Write out the material below exactly, beginning at the line that contains "Transcribe this image's" and ending with its last line, both ends included; write nothing else.

[Chart and figure data]:
┌──

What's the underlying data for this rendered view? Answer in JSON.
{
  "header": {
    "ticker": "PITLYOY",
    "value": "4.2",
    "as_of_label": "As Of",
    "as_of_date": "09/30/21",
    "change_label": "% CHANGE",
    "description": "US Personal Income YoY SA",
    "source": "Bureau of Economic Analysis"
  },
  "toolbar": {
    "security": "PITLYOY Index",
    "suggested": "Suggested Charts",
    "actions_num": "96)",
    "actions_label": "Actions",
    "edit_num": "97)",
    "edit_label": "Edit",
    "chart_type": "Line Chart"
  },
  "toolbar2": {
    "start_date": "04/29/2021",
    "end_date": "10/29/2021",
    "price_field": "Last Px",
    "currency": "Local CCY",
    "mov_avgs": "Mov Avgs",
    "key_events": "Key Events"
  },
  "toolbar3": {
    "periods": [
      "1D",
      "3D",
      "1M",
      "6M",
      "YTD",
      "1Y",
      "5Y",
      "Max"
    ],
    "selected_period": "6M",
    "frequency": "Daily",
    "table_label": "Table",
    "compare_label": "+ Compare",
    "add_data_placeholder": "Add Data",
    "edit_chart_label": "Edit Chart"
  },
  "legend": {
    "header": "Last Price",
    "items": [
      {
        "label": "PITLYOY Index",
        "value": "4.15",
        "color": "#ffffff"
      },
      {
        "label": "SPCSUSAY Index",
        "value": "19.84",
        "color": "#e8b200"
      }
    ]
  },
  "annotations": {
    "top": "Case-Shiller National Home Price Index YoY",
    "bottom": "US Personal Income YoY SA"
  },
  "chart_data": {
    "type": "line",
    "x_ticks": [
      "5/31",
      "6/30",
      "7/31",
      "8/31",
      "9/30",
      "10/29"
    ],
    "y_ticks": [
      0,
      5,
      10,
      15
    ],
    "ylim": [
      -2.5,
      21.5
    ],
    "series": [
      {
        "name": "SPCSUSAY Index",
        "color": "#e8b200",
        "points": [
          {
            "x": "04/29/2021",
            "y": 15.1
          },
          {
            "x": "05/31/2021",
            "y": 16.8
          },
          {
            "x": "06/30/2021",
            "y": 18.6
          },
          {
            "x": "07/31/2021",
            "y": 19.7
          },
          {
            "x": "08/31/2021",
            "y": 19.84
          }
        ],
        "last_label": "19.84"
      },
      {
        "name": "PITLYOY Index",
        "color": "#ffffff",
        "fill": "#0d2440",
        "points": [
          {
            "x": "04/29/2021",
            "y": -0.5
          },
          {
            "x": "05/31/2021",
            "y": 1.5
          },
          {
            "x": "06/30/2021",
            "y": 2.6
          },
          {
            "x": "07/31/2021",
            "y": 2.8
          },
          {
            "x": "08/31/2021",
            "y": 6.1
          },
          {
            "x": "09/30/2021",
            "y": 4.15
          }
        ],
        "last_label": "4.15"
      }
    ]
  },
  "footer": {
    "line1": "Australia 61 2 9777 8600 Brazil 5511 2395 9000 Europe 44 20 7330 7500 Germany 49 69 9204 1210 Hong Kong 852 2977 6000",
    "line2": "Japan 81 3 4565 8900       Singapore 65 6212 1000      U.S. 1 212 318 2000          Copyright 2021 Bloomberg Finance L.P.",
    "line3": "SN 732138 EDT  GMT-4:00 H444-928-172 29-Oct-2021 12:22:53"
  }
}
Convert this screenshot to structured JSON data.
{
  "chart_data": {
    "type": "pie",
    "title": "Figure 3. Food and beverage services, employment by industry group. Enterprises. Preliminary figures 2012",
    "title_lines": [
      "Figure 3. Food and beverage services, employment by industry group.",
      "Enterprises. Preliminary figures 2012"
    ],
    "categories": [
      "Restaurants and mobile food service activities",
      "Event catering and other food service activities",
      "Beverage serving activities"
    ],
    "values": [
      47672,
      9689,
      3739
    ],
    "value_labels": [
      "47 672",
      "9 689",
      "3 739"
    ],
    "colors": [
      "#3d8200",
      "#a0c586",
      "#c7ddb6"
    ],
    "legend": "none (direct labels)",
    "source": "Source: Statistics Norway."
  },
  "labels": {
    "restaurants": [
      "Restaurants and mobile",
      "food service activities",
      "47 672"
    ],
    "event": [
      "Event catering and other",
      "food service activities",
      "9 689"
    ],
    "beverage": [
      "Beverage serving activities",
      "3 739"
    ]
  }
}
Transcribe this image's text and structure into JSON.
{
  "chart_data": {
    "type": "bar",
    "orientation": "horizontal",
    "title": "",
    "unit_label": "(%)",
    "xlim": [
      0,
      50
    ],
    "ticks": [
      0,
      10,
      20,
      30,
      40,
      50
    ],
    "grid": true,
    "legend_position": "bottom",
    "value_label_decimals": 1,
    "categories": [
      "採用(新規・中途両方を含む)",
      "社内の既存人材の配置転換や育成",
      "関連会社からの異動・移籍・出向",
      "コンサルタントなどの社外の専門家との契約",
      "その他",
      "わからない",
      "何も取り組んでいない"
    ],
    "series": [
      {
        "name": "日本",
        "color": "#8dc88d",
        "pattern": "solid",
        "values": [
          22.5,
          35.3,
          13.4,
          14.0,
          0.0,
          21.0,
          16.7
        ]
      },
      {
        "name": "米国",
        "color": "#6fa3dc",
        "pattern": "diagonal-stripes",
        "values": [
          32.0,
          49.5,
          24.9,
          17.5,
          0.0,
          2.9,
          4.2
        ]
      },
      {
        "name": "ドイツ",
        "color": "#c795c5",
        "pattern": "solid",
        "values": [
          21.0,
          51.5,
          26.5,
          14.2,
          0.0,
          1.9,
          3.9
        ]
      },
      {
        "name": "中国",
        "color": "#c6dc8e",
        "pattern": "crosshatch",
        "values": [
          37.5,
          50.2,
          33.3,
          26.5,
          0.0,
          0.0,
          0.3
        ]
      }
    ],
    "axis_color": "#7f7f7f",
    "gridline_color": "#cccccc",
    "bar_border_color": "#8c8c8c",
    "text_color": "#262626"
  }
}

└──

[TASK RESULT]:
Transcribe this image's text and structure into JSON.
{
  "chart_data": {
    "type": "bar",
    "orientation": "horizontal",
    "title": "",
    "unit_label": "(%)",
    "xlim": [
      0,
      50
    ],
    "ticks": [
      0,
      10,
      20,
      30,
      40,
      50
    ],
    "grid": true,
    "legend_position": "bottom",
    "value_label_decimals": 1,
    "categories": [
      "採用(新規・中途両方を含む)",
      "社内の既存人材の配置転換や育成",
      "関連会社からの異動・移籍・出向",
      "コンサルタントなどの社外の専門家との契約",
      "その他",
      "わからない",
      "何も取り組んでいない"
    ],
    "series": [
      {
        "name": "日本",
        "color": "#8dc88d",
        "pattern": "solid",
        "values": [
          22.5,
          35.3,
          13.4,
          14.0,
          0.0,
          21.0,
          16.7
        ]
      },
      {
        "name": "米国",
        "color": "#6fa3dc",
        "pattern": "diagonal-stripes",
        "values": [
          32.0,
          49.5,
          24.9,
          17.5,
          0.0,
          2.9,
          4.2
        ]
      },
      {
        "name": "ドイツ",
        "color": "#c795c5",
        "pattern": "solid",
        "values": [
          21.0,
          51.5,
          26.5,
          14.2,
          0.0,
          1.9,
          3.9
        ]
      },
      {
        "name": "中国",
        "color": "#c6dc8e",
        "pattern": "crosshatch",
        "values": [
          37.5,
          50.2,
          33.3,
          26.5,
          0.0,
          0.0,
          0.3
        ]
      }
    ],
    "axis_color": "#7f7f7f",
    "gridline_color": "#cccccc",
    "bar_border_color": "#8c8c8c",
    "text_color": "#262626"
  }
}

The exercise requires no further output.